* Task brief
Restate the data below word for word. Skip any images it contains.

- - - - - - -

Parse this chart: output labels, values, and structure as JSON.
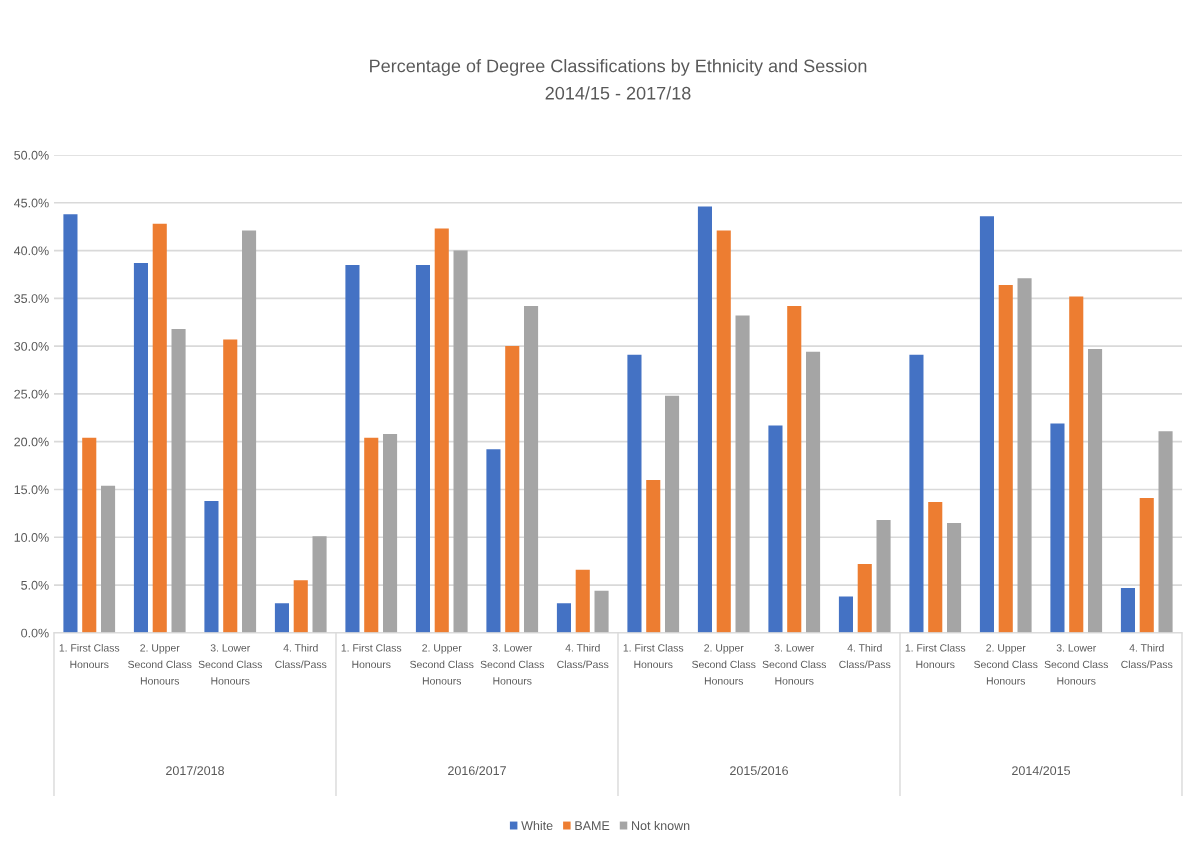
{
  "chart_data": {
    "type": "bar",
    "title": "Percentage of Degree Classifications by Ethnicity and Session\n2014/15 - 2017/18",
    "categories": [
      "1. First Class\nHonours",
      "2. Upper\nSecond Class\nHonours",
      "3. Lower\nSecond Class\nHonours",
      "4. Third\nClass/Pass",
      "1. First Class\nHonours",
      "2. Upper\nSecond Class\nHonours",
      "3. Lower\nSecond Class\nHonours",
      "4. Third\nClass/Pass",
      "1. First Class\nHonours",
      "2. Upper\nSecond Class\nHonours",
      "3. Lower\nSecond Class\nHonours",
      "4. Third\nClass/Pass",
      "1. First Class\nHonours",
      "2. Upper\nSecond Class\nHonours",
      "3. Lower\nSecond Class\nHonours",
      "4. Third\nClass/Pass"
    ],
    "annotations": [
      "2017/2018",
      "2016/2017",
      "2015/2016",
      "2014/2015"
    ],
    "series": [
      {
        "name": "White",
        "color": "#4472c4",
        "values": [
          43.8,
          38.7,
          13.8,
          3.1,
          38.5,
          38.5,
          19.2,
          3.1,
          29.1,
          44.6,
          21.7,
          3.8,
          29.1,
          43.6,
          21.9,
          4.7
        ]
      },
      {
        "name": "BAME",
        "color": "#ed7d31",
        "values": [
          20.4,
          42.8,
          30.7,
          5.5,
          20.4,
          42.3,
          30.0,
          6.6,
          16.0,
          42.1,
          34.2,
          7.2,
          13.7,
          36.4,
          35.2,
          14.1
        ]
      },
      {
        "name": "Not known",
        "color": "#a5a5a5",
        "values": [
          15.4,
          31.8,
          42.1,
          10.1,
          20.8,
          40.0,
          34.2,
          4.4,
          24.8,
          33.2,
          29.4,
          11.8,
          11.5,
          37.1,
          29.7,
          21.1
        ]
      }
    ],
    "ylim": [
      0,
      50
    ],
    "yticks": [
      {
        "value": 0,
        "label": "0.0%"
      },
      {
        "value": 5,
        "label": "5.0%"
      },
      {
        "value": 10,
        "label": "10.0%"
      },
      {
        "value": 15,
        "label": "15.0%"
      },
      {
        "value": 20,
        "label": "20.0%"
      },
      {
        "value": 25,
        "label": "25.0%"
      },
      {
        "value": 30,
        "label": "30.0%"
      },
      {
        "value": 35,
        "label": "35.0%"
      },
      {
        "value": 40,
        "label": "40.0%"
      },
      {
        "value": 45,
        "label": "45.0%"
      },
      {
        "value": 50,
        "label": "50.0%"
      }
    ],
    "grid": "y",
    "legend": "bottom"
  }
}
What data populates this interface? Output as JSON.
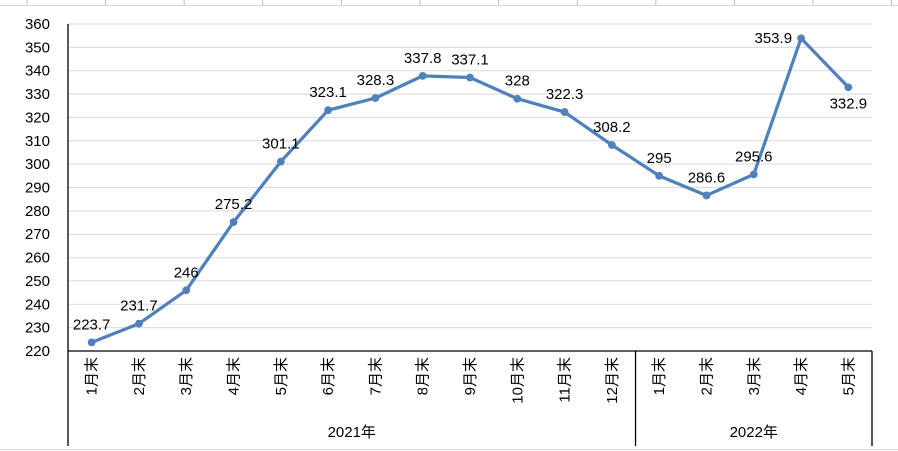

- - - - - - -

* Answer to this exercise
Parse this chart: output labels, values, and structure as JSON.
{
  "chart_data": {
    "type": "bar",
    "title": "Percentage of Degree Classifications by Ethnicity and Session\n2014/15 - 2017/18",
    "categories": [
      "1. First Class\nHonours",
      "2. Upper\nSecond Class\nHonours",
      "3. Lower\nSecond Class\nHonours",
      "4. Third\nClass/Pass",
      "1. First Class\nHonours",
      "2. Upper\nSecond Class\nHonours",
      "3. Lower\nSecond Class\nHonours",
      "4. Third\nClass/Pass",
      "1. First Class\nHonours",
      "2. Upper\nSecond Class\nHonours",
      "3. Lower\nSecond Class\nHonours",
      "4. Third\nClass/Pass",
      "1. First Class\nHonours",
      "2. Upper\nSecond Class\nHonours",
      "3. Lower\nSecond Class\nHonours",
      "4. Third\nClass/Pass"
    ],
    "annotations": [
      "2017/2018",
      "2016/2017",
      "2015/2016",
      "2014/2015"
    ],
    "series": [
      {
        "name": "White",
        "color": "#4472c4",
        "values": [
          43.8,
          38.7,
          13.8,
          3.1,
          38.5,
          38.5,
          19.2,
          3.1,
          29.1,
          44.6,
          21.7,
          3.8,
          29.1,
          43.6,
          21.9,
          4.7
        ]
      },
      {
        "name": "BAME",
        "color": "#ed7d31",
        "values": [
          20.4,
          42.8,
          30.7,
          5.5,
          20.4,
          42.3,
          30.0,
          6.6,
          16.0,
          42.1,
          34.2,
          7.2,
          13.7,
          36.4,
          35.2,
          14.1
        ]
      },
      {
        "name": "Not known",
        "color": "#a5a5a5",
        "values": [
          15.4,
          31.8,
          42.1,
          10.1,
          20.8,
          40.0,
          34.2,
          4.4,
          24.8,
          33.2,
          29.4,
          11.8,
          11.5,
          37.1,
          29.7,
          21.1
        ]
      }
    ],
    "ylim": [
      0,
      50
    ],
    "yticks": [
      {
        "value": 0,
        "label": "0.0%"
      },
      {
        "value": 5,
        "label": "5.0%"
      },
      {
        "value": 10,
        "label": "10.0%"
      },
      {
        "value": 15,
        "label": "15.0%"
      },
      {
        "value": 20,
        "label": "20.0%"
      },
      {
        "value": 25,
        "label": "25.0%"
      },
      {
        "value": 30,
        "label": "30.0%"
      },
      {
        "value": 35,
        "label": "35.0%"
      },
      {
        "value": 40,
        "label": "40.0%"
      },
      {
        "value": 45,
        "label": "45.0%"
      },
      {
        "value": 50,
        "label": "50.0%"
      }
    ],
    "grid": "y",
    "legend": "bottom"
  }
}
What data populates this interface? Output as JSON.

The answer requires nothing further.